■ Problem details:
Rewrite the items below, changing every "star-icon" to "star-symbol" and leaving everything else unchanged.

- - -

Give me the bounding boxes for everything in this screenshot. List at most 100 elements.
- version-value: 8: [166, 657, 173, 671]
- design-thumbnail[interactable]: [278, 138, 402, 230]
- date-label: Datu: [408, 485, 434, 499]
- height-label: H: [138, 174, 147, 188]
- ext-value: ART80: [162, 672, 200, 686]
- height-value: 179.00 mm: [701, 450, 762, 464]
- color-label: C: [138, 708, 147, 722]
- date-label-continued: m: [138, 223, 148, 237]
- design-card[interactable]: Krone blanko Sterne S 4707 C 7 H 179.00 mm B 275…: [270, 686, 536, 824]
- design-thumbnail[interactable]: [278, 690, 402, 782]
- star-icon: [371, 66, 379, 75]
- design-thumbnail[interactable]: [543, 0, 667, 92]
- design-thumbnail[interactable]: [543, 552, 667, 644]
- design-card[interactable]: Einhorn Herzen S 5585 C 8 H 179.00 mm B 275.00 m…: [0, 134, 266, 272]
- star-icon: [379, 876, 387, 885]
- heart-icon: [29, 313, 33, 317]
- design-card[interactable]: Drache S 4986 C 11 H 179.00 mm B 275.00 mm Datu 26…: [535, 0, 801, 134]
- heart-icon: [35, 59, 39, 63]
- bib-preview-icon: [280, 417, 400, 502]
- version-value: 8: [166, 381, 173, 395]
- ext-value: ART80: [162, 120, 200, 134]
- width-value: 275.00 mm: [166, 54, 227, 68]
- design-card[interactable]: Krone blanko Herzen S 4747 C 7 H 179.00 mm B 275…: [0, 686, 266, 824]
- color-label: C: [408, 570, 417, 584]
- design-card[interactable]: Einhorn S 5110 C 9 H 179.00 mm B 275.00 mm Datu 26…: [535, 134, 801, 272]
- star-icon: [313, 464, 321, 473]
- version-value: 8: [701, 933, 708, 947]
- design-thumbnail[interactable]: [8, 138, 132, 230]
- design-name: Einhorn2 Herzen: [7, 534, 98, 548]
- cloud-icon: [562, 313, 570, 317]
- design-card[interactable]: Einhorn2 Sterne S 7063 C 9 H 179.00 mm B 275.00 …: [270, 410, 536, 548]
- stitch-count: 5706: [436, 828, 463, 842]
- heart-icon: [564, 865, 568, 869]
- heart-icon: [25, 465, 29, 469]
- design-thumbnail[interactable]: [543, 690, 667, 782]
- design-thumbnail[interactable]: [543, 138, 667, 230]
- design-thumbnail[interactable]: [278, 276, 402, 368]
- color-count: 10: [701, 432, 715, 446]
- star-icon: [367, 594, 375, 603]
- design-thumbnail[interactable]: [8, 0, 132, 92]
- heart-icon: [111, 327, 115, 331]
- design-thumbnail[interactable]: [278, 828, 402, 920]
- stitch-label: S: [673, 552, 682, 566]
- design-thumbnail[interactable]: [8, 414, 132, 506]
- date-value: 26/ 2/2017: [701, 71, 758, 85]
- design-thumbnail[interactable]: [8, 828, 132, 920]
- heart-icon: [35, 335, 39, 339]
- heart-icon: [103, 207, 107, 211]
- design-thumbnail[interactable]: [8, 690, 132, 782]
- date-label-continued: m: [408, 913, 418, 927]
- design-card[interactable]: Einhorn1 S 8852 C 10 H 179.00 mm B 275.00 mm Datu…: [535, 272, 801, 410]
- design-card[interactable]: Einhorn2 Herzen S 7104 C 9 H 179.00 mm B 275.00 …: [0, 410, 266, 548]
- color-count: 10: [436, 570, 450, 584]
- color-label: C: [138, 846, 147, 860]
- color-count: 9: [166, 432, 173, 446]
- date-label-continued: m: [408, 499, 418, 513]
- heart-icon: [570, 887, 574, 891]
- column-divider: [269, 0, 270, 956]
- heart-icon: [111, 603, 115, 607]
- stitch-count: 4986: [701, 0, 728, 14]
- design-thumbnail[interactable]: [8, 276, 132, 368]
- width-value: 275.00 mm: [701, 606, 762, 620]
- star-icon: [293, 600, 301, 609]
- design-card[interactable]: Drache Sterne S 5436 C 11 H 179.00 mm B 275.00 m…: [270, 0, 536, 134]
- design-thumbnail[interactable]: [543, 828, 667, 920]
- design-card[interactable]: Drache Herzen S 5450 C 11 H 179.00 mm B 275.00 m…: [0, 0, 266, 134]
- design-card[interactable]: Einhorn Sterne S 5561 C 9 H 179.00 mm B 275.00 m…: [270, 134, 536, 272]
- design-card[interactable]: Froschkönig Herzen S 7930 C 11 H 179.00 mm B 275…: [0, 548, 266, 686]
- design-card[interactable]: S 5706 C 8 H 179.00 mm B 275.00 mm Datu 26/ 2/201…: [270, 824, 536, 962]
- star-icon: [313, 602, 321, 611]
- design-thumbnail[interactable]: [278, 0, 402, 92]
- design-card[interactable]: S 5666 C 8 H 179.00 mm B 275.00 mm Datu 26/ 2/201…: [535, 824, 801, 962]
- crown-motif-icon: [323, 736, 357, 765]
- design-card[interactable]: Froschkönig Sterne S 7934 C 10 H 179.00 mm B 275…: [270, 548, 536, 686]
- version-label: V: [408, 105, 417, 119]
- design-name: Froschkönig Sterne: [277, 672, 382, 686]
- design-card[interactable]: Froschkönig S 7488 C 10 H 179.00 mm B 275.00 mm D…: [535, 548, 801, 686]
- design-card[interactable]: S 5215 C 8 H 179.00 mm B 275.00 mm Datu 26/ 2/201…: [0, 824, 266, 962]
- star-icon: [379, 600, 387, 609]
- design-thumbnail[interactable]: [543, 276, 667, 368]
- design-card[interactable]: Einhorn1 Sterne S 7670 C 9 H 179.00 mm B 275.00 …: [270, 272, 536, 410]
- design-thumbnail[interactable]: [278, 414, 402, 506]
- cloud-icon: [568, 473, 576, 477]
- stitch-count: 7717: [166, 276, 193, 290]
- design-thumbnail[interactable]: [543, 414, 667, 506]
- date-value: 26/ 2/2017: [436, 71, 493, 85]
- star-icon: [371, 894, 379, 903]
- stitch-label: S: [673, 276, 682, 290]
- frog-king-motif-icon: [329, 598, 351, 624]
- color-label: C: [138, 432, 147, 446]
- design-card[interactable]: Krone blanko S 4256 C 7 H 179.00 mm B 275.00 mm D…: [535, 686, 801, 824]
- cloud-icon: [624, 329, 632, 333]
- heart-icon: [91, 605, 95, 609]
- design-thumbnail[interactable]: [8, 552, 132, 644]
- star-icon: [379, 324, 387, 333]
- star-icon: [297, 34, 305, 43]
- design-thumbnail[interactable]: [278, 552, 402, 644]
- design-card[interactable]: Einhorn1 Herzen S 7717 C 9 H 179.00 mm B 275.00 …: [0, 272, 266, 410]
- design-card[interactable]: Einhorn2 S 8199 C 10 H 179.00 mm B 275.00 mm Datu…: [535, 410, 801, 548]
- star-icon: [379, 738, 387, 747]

- - -

■ Result for this task:
Give me the bounding boxes for everything in this screenshot. List at most 100 elements.
- version-value: 8: [166, 657, 173, 671]
- design-thumbnail[interactable]: [278, 138, 402, 230]
- date-label: Datu: [408, 485, 434, 499]
- height-label: H: [138, 174, 147, 188]
- ext-value: ART80: [162, 672, 200, 686]
- height-value: 179.00 mm: [701, 450, 762, 464]
- color-label: C: [138, 708, 147, 722]
- date-label-continued: m: [138, 223, 148, 237]
- design-card[interactable]: Krone blanko Sterne S 4707 C 7 H 179.00 mm B 275…: [270, 686, 536, 824]
- design-thumbnail[interactable]: [278, 690, 402, 782]
- star-symbol: [371, 66, 379, 75]
- design-thumbnail[interactable]: [543, 0, 667, 92]
- design-thumbnail[interactable]: [543, 552, 667, 644]
- design-card[interactable]: Einhorn Herzen S 5585 C 8 H 179.00 mm B 275.00 m…: [0, 134, 266, 272]
- star-symbol: [379, 876, 387, 885]
- heart-icon: [29, 313, 33, 317]
- design-card[interactable]: Drache S 4986 C 11 H 179.00 mm B 275.00 mm Datu 26…: [535, 0, 801, 134]
- heart-icon: [35, 59, 39, 63]
- bib-preview-icon: [280, 417, 400, 502]
- version-value: 8: [166, 381, 173, 395]
- ext-value: ART80: [162, 120, 200, 134]
- width-value: 275.00 mm: [166, 54, 227, 68]
- design-card[interactable]: Krone blanko Herzen S 4747 C 7 H 179.00 mm B 275…: [0, 686, 266, 824]
- color-label: C: [408, 570, 417, 584]
- design-card[interactable]: Einhorn S 5110 C 9 H 179.00 mm B 275.00 mm Datu 26…: [535, 134, 801, 272]
- star-symbol: [313, 464, 321, 473]
- version-value: 8: [701, 933, 708, 947]
- design-thumbnail[interactable]: [8, 138, 132, 230]
- design-name: Einhorn2 Herzen: [7, 534, 98, 548]
- cloud-icon: [562, 313, 570, 317]
- design-card[interactable]: Einhorn2 Sterne S 7063 C 9 H 179.00 mm B 275.00 …: [270, 410, 536, 548]
- stitch-count: 5706: [436, 828, 463, 842]
- heart-icon: [564, 865, 568, 869]
- heart-icon: [25, 465, 29, 469]
- design-thumbnail[interactable]: [543, 690, 667, 782]
- design-thumbnail[interactable]: [543, 138, 667, 230]
- design-thumbnail[interactable]: [278, 276, 402, 368]
- color-count: 10: [701, 432, 715, 446]
- star-symbol: [367, 594, 375, 603]
- design-thumbnail[interactable]: [8, 0, 132, 92]
- heart-icon: [111, 327, 115, 331]
- design-thumbnail[interactable]: [278, 828, 402, 920]
- stitch-label: S: [673, 552, 682, 566]
- design-thumbnail[interactable]: [8, 414, 132, 506]
- date-value: 26/ 2/2017: [701, 71, 758, 85]
- design-thumbnail[interactable]: [8, 828, 132, 920]
- heart-icon: [35, 335, 39, 339]
- heart-icon: [103, 207, 107, 211]
- design-thumbnail[interactable]: [8, 690, 132, 782]
- date-label-continued: m: [408, 913, 418, 927]
- design-card[interactable]: Einhorn1 S 8852 C 10 H 179.00 mm B 275.00 mm Datu…: [535, 272, 801, 410]
- design-card[interactable]: Einhorn2 Herzen S 7104 C 9 H 179.00 mm B 275.00 …: [0, 410, 266, 548]
- color-count: 10: [436, 570, 450, 584]
- color-label: C: [138, 846, 147, 860]
- color-count: 9: [166, 432, 173, 446]
- date-label-continued: m: [408, 499, 418, 513]
- heart-icon: [570, 887, 574, 891]
- column-divider: [269, 0, 270, 956]
- heart-icon: [111, 603, 115, 607]
- stitch-count: 4986: [701, 0, 728, 14]
- design-thumbnail[interactable]: [8, 276, 132, 368]
- width-value: 275.00 mm: [701, 606, 762, 620]
- star-symbol: [293, 600, 301, 609]
- design-card[interactable]: Drache Sterne S 5436 C 11 H 179.00 mm B 275.00 m…: [270, 0, 536, 134]
- design-thumbnail[interactable]: [543, 828, 667, 920]
- design-card[interactable]: Drache Herzen S 5450 C 11 H 179.00 mm B 275.00 m…: [0, 0, 266, 134]
- design-card[interactable]: Einhorn Sterne S 5561 C 9 H 179.00 mm B 275.00 m…: [270, 134, 536, 272]
- design-card[interactable]: Froschkönig Herzen S 7930 C 11 H 179.00 mm B 275…: [0, 548, 266, 686]
- design-card[interactable]: S 5706 C 8 H 179.00 mm B 275.00 mm Datu 26/ 2/201…: [270, 824, 536, 962]
- star-symbol: [313, 602, 321, 611]
- design-thumbnail[interactable]: [278, 0, 402, 92]
- design-card[interactable]: S 5666 C 8 H 179.00 mm B 275.00 mm Datu 26/ 2/201…: [535, 824, 801, 962]
- crown-motif-icon: [323, 736, 357, 765]
- design-card[interactable]: Froschkönig Sterne S 7934 C 10 H 179.00 mm B 275…: [270, 548, 536, 686]
- version-label: V: [408, 105, 417, 119]
- design-name: Froschkönig Sterne: [277, 672, 382, 686]
- design-card[interactable]: Froschkönig S 7488 C 10 H 179.00 mm B 275.00 mm D…: [535, 548, 801, 686]
- design-card[interactable]: S 5215 C 8 H 179.00 mm B 275.00 mm Datu 26/ 2/201…: [0, 824, 266, 962]
- star-symbol: [379, 600, 387, 609]
- design-thumbnail[interactable]: [543, 276, 667, 368]
- design-card[interactable]: Einhorn1 Sterne S 7670 C 9 H 179.00 mm B 275.00 …: [270, 272, 536, 410]
- design-thumbnail[interactable]: [278, 414, 402, 506]
- cloud-icon: [568, 473, 576, 477]
- stitch-count: 7717: [166, 276, 193, 290]
- design-thumbnail[interactable]: [543, 414, 667, 506]
- date-value: 26/ 2/2017: [436, 71, 493, 85]
- star-symbol: [371, 894, 379, 903]
- stitch-label: S: [673, 276, 682, 290]
- frog-king-motif-icon: [329, 598, 351, 624]
- color-label: C: [138, 432, 147, 446]
- design-card[interactable]: Krone blanko S 4256 C 7 H 179.00 mm B 275.00 mm D…: [535, 686, 801, 824]
- cloud-icon: [624, 329, 632, 333]
- heart-icon: [91, 605, 95, 609]
- design-thumbnail[interactable]: [8, 552, 132, 644]
- star-symbol: [379, 324, 387, 333]
- star-symbol: [297, 34, 305, 43]
- design-thumbnail[interactable]: [278, 552, 402, 644]
- design-card[interactable]: Einhorn1 Herzen S 7717 C 9 H 179.00 mm B 275.00 …: [0, 272, 266, 410]
- design-card[interactable]: Einhorn2 S 8199 C 10 H 179.00 mm B 275.00 mm Datu…: [535, 410, 801, 548]
- star-symbol: [379, 738, 387, 747]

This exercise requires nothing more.